• [WHAT YOU HAVE TO DO] Output every entry exactly as written, skipping any pictures.

━━━━━ GIVEN DATA ━━━━━

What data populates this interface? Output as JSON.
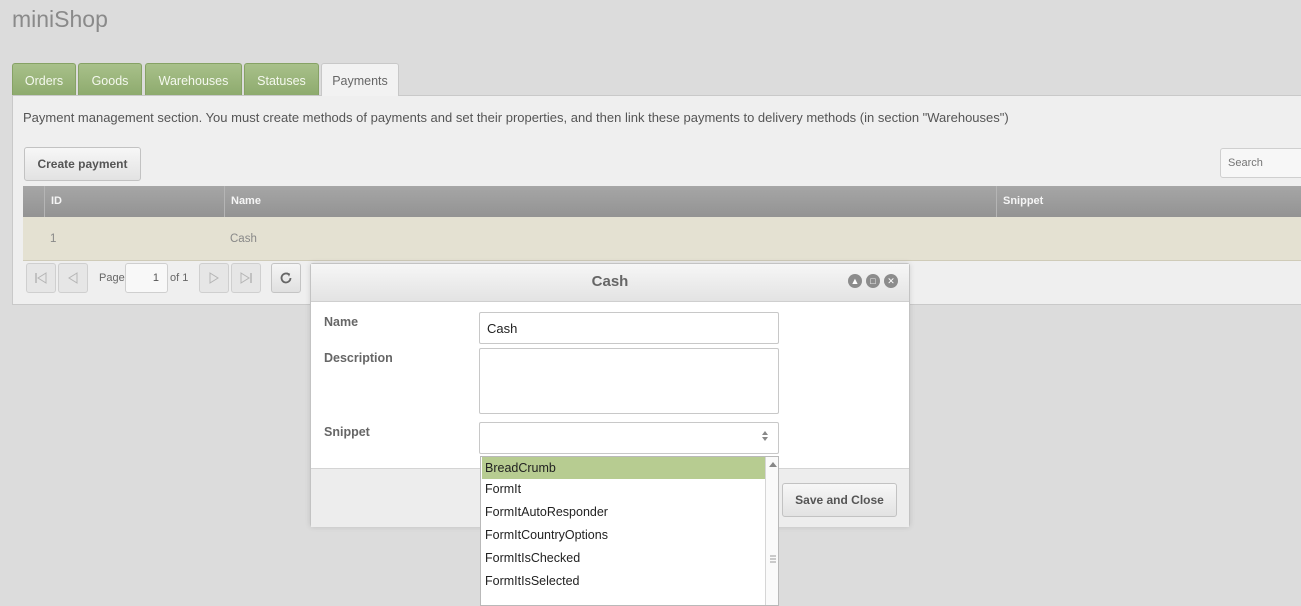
{
  "app": {
    "title": "miniShop"
  },
  "tabs": [
    {
      "label": "Orders"
    },
    {
      "label": "Goods"
    },
    {
      "label": "Warehouses"
    },
    {
      "label": "Statuses"
    },
    {
      "label": "Payments",
      "active": true
    }
  ],
  "section": {
    "description": "Payment management section. You must create methods of payments and set their properties, and then link these payments to delivery methods (in section \"Warehouses\")",
    "create_button": "Create payment",
    "search_placeholder": "Search"
  },
  "grid": {
    "columns": [
      "ID",
      "Name",
      "Snippet"
    ],
    "rows": [
      {
        "id": "1",
        "name": "Cash",
        "snippet": ""
      }
    ]
  },
  "pager": {
    "page_label": "Page",
    "page_value": "1",
    "of_label": "of 1"
  },
  "window": {
    "title": "Cash",
    "fields": {
      "name_label": "Name",
      "name_value": "Cash",
      "description_label": "Description",
      "description_value": "",
      "snippet_label": "Snippet",
      "snippet_value": ""
    },
    "save_button": "Save and Close"
  },
  "dropdown": {
    "options": [
      "BreadCrumb",
      "FormIt",
      "FormItAutoResponder",
      "FormItCountryOptions",
      "FormItIsChecked",
      "FormItIsSelected"
    ],
    "highlighted": "BreadCrumb"
  },
  "colors": {
    "tab_green": "#9cb47c",
    "row_highlight": "#e4e1d2",
    "option_highlight": "#b7cc91",
    "grid_header": "#9e9e9e"
  }
}
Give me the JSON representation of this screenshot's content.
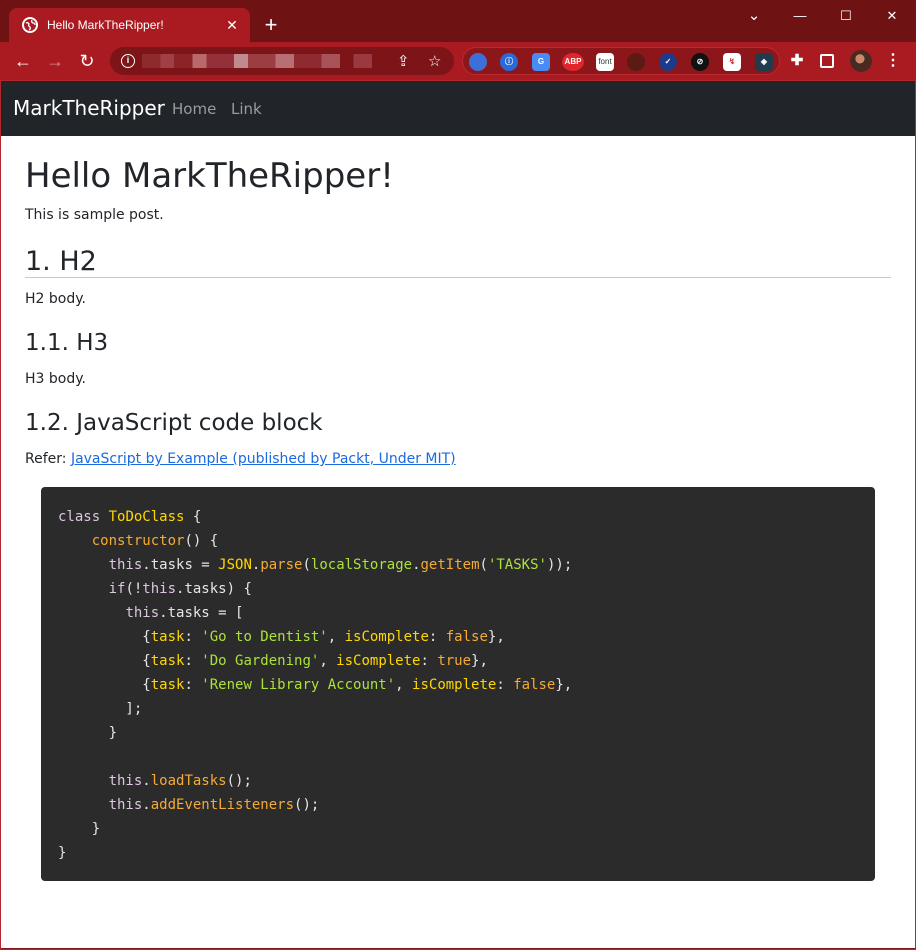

━━━━━

• [SOLVED EXERCISE]
What data populates this interface? Output as JSON.
{
  "app": {
    "title": "miniShop"
  },
  "tabs": [
    {
      "label": "Orders"
    },
    {
      "label": "Goods"
    },
    {
      "label": "Warehouses"
    },
    {
      "label": "Statuses"
    },
    {
      "label": "Payments",
      "active": true
    }
  ],
  "section": {
    "description": "Payment management section. You must create methods of payments and set their properties, and then link these payments to delivery methods (in section \"Warehouses\")",
    "create_button": "Create payment",
    "search_placeholder": "Search"
  },
  "grid": {
    "columns": [
      "ID",
      "Name",
      "Snippet"
    ],
    "rows": [
      {
        "id": "1",
        "name": "Cash",
        "snippet": ""
      }
    ]
  },
  "pager": {
    "page_label": "Page",
    "page_value": "1",
    "of_label": "of 1"
  },
  "window": {
    "title": "Cash",
    "fields": {
      "name_label": "Name",
      "name_value": "Cash",
      "description_label": "Description",
      "description_value": "",
      "snippet_label": "Snippet",
      "snippet_value": ""
    },
    "save_button": "Save and Close"
  },
  "dropdown": {
    "options": [
      "BreadCrumb",
      "FormIt",
      "FormItAutoResponder",
      "FormItCountryOptions",
      "FormItIsChecked",
      "FormItIsSelected"
    ],
    "highlighted": "BreadCrumb"
  },
  "colors": {
    "tab_green": "#9cb47c",
    "row_highlight": "#e4e1d2",
    "option_highlight": "#b7cc91",
    "grid_header": "#9e9e9e"
  }
}
Give me the JSON representation of this screenshot's content.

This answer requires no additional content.